Your task >>
Go through the records and show each line where the word "contravenes" occurs.

Data extract >>
########################################
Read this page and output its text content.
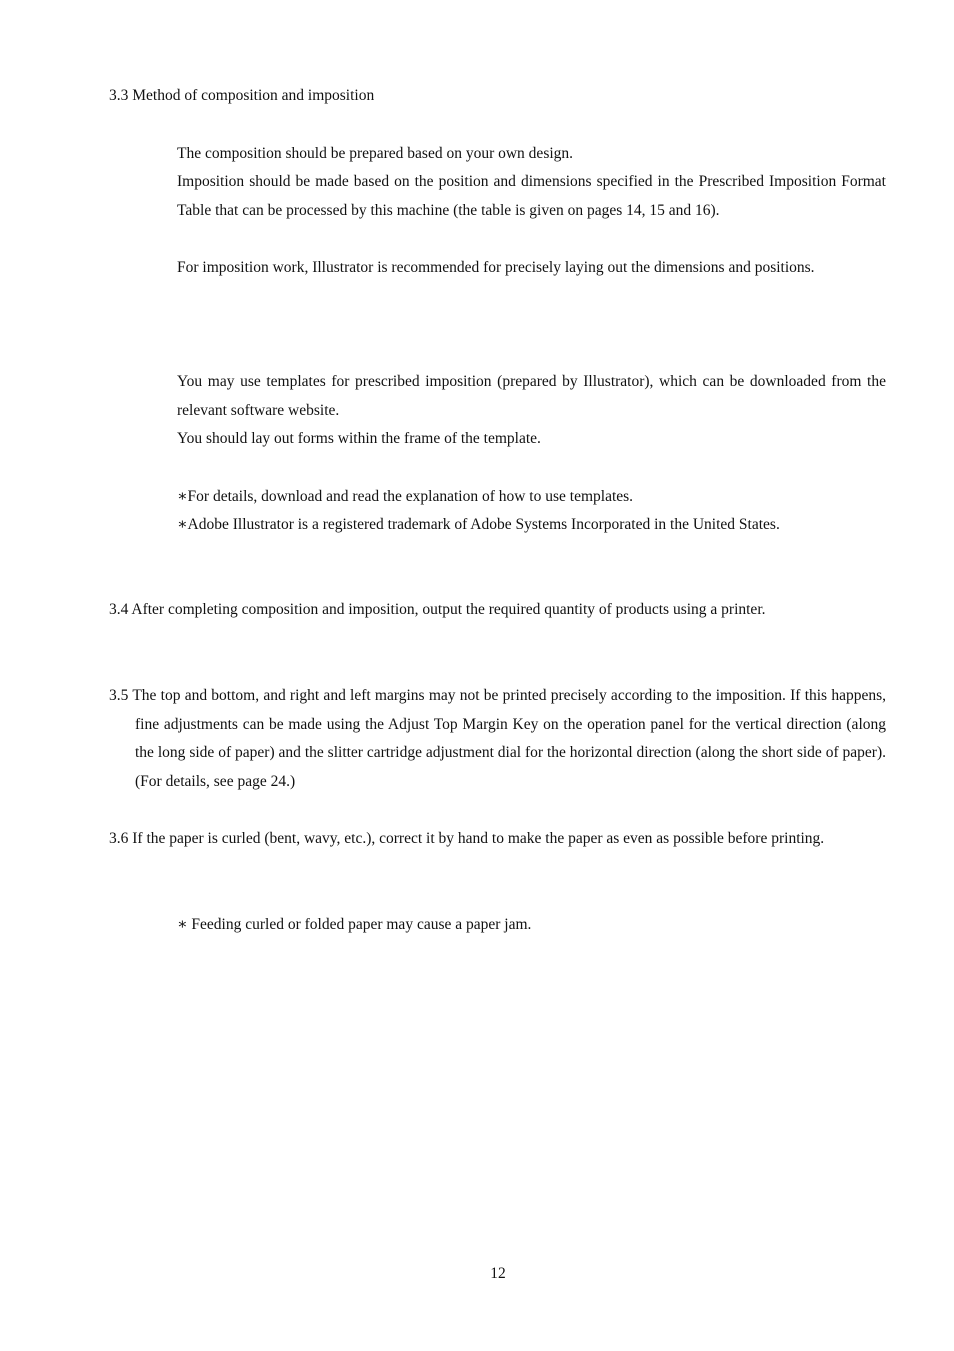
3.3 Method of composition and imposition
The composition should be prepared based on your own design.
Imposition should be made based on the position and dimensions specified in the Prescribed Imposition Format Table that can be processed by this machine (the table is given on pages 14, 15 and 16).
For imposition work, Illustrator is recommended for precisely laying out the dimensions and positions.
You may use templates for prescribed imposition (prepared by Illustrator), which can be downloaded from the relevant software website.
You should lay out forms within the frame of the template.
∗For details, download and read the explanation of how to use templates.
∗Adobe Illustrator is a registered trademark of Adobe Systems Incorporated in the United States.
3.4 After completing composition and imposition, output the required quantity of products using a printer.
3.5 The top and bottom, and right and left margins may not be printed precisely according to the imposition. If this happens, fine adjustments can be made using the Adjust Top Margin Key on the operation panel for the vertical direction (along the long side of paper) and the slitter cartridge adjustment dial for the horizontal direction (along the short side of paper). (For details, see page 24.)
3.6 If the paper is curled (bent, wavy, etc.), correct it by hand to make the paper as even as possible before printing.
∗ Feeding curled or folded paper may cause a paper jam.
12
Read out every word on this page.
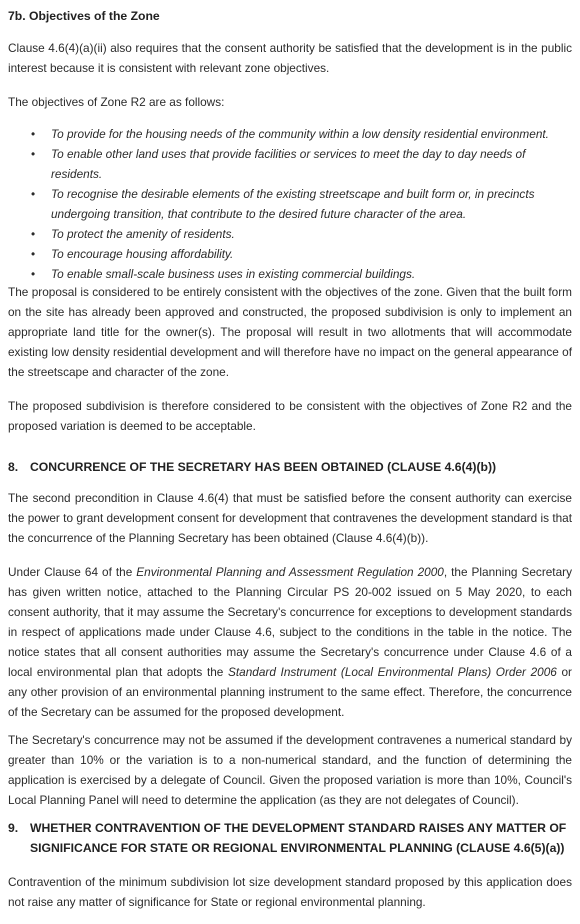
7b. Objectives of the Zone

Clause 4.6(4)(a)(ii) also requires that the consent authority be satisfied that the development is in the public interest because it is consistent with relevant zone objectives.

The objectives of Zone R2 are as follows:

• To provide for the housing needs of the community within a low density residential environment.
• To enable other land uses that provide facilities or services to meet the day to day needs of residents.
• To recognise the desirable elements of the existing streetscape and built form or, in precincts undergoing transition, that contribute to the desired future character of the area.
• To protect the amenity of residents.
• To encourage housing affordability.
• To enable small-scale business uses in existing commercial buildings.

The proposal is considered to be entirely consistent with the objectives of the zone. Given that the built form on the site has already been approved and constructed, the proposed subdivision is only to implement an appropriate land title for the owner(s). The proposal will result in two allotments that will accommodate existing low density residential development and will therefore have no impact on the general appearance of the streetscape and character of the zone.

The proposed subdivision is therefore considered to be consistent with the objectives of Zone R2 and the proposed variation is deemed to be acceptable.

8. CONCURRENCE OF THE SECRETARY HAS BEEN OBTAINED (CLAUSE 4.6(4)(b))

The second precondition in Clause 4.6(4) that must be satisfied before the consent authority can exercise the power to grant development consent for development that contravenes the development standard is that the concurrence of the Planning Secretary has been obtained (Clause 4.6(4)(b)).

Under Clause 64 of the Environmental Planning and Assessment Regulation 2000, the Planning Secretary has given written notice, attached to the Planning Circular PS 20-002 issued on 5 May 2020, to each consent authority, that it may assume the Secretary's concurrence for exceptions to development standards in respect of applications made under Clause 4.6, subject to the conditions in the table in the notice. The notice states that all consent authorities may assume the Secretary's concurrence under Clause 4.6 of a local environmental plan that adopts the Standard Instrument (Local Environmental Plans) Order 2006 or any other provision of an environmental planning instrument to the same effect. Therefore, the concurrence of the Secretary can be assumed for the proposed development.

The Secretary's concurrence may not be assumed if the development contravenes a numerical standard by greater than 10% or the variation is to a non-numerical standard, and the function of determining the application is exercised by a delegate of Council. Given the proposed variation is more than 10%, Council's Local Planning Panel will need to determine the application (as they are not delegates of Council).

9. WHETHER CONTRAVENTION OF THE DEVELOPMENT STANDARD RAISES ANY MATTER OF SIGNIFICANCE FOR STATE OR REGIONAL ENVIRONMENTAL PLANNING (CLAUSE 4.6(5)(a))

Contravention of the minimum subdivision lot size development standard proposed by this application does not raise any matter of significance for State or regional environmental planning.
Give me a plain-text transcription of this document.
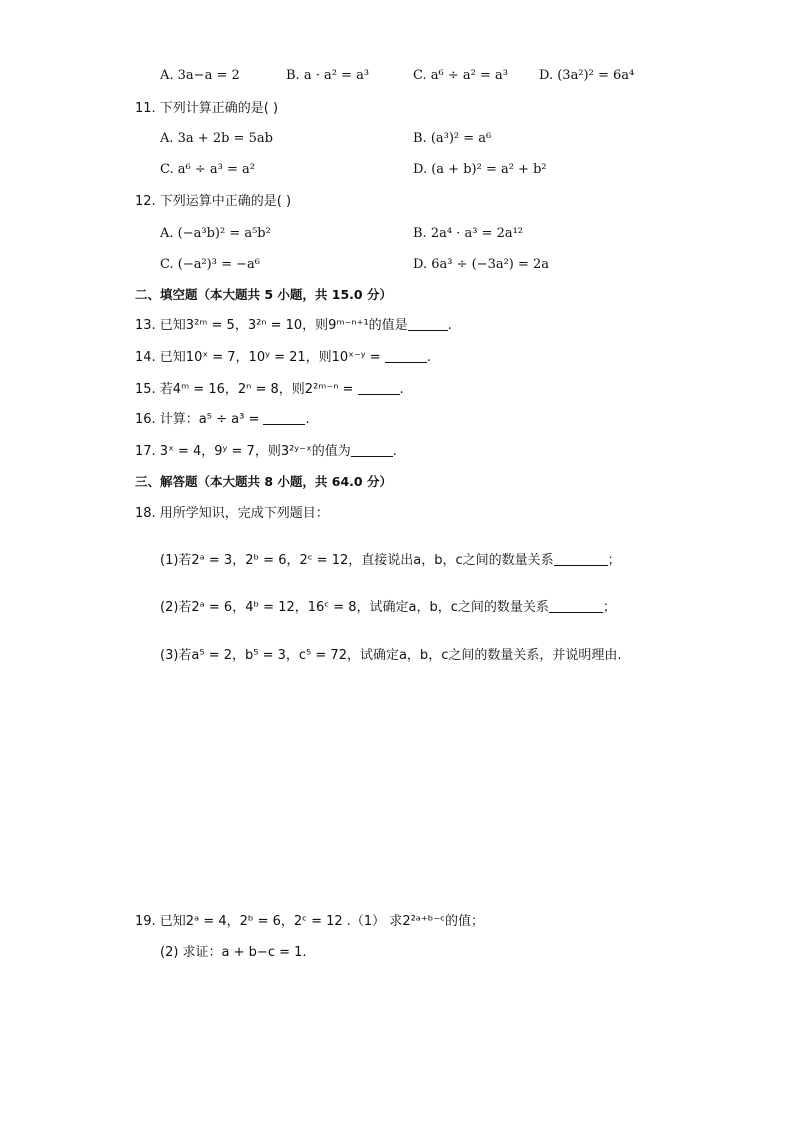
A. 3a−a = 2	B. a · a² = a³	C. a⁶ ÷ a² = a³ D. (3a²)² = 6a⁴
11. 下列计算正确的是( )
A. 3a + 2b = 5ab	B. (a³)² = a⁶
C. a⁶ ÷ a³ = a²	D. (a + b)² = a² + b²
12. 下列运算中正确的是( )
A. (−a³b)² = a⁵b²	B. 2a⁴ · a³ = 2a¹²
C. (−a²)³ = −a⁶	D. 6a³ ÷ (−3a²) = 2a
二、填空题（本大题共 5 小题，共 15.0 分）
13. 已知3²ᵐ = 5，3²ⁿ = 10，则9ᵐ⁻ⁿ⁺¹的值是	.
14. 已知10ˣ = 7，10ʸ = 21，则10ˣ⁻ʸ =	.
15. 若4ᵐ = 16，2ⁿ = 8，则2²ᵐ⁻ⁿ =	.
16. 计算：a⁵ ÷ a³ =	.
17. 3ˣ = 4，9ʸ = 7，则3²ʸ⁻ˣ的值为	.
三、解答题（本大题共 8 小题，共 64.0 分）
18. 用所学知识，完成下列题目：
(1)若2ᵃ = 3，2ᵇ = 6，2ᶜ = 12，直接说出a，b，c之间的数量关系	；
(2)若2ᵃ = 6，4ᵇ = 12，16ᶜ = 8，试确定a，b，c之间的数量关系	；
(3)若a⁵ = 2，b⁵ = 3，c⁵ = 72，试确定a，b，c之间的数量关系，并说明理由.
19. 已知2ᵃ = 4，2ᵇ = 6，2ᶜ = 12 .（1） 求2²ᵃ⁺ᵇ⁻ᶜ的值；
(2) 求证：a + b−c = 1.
########################################
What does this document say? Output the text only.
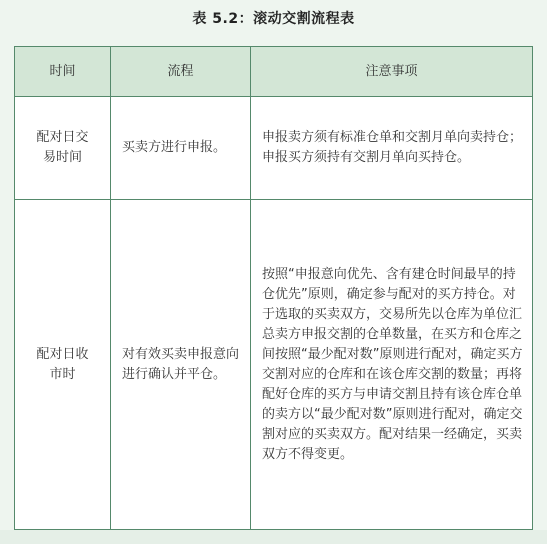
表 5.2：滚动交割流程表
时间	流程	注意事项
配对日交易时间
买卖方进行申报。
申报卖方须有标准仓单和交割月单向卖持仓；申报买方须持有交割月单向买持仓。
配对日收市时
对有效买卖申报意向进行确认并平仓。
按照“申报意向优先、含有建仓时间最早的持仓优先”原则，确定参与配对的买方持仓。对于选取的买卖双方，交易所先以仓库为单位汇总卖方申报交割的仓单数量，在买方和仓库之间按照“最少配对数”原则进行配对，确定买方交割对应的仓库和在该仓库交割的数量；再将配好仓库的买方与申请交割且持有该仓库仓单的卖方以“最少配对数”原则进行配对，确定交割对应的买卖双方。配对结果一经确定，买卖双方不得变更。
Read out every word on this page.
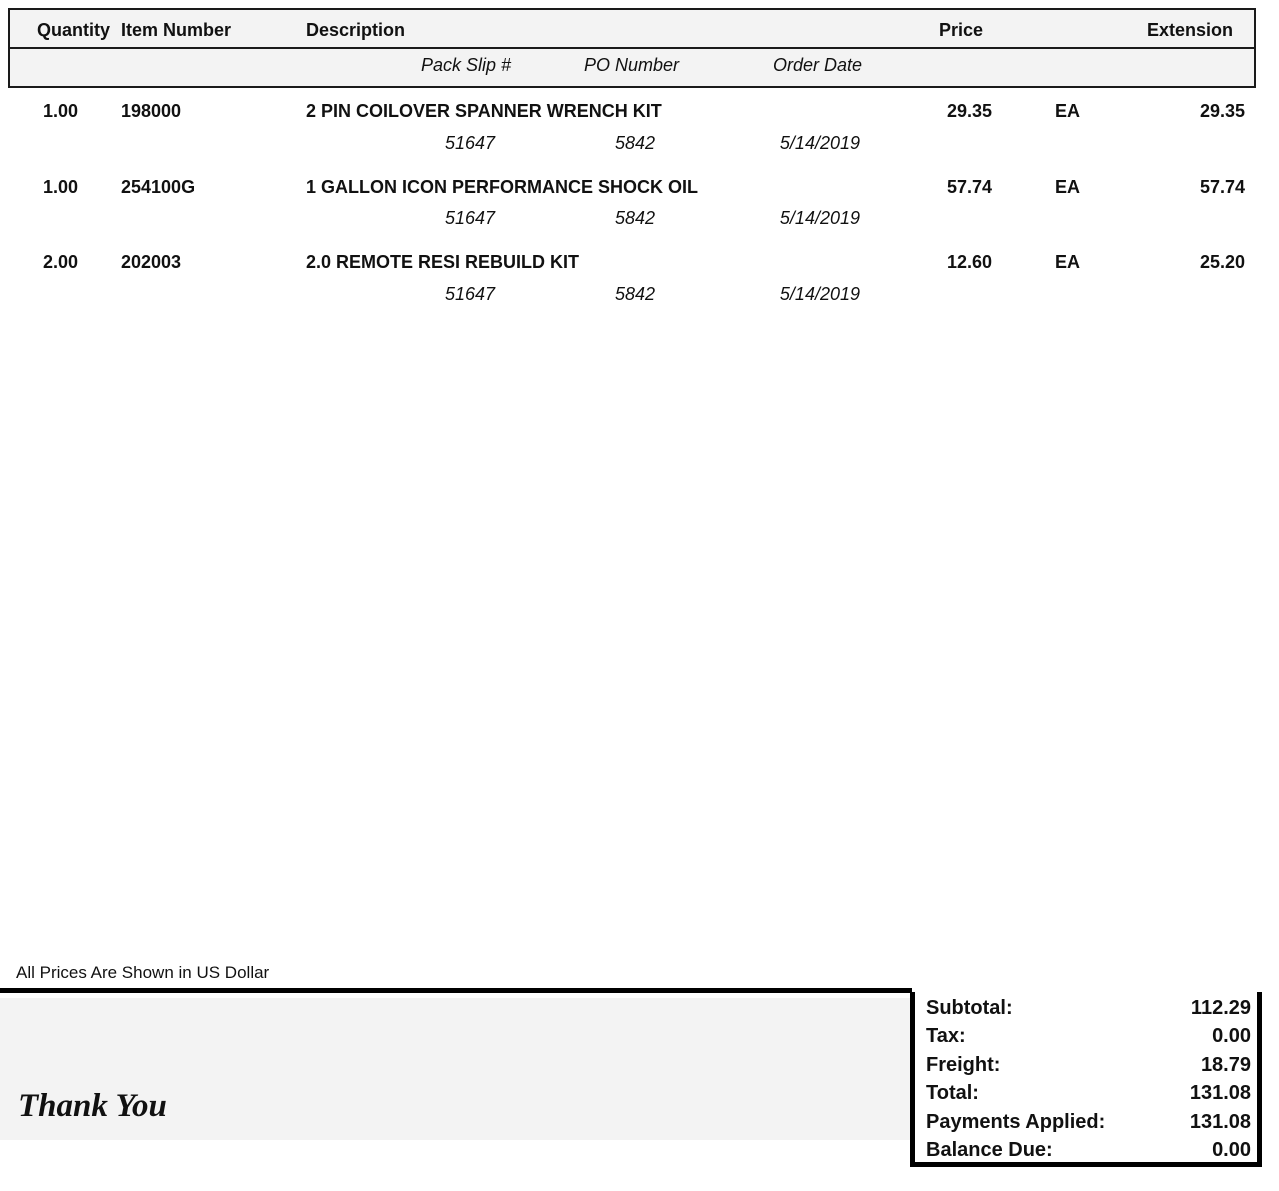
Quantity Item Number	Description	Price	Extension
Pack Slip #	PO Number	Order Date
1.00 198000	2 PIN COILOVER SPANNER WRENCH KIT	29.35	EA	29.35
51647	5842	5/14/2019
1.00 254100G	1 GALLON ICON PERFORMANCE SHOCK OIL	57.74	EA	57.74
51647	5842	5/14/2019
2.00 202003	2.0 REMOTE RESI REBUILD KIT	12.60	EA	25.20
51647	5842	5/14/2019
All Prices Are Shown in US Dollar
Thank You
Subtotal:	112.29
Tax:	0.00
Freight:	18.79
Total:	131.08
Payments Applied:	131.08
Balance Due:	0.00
########################################
Expected answer >>
The second precondition in Clause 4.6(4) that must be satisfied before the consent authority can exercise the power to grant development consent for development that contravenes the development standard is that the concurrence of the Planning Secretary has been obtained (Clause 4.6(4)(b)).
The Secretary's concurrence may not be assumed if the development contravenes a numerical standard by greater than 10% or the variation is to a non-numerical standard, and the function of determining the application is exercised by a delegate of Council. Given the proposed variation is more than 10%, Council's Local Planning Panel will need to determine the application (as they are not delegates of Council).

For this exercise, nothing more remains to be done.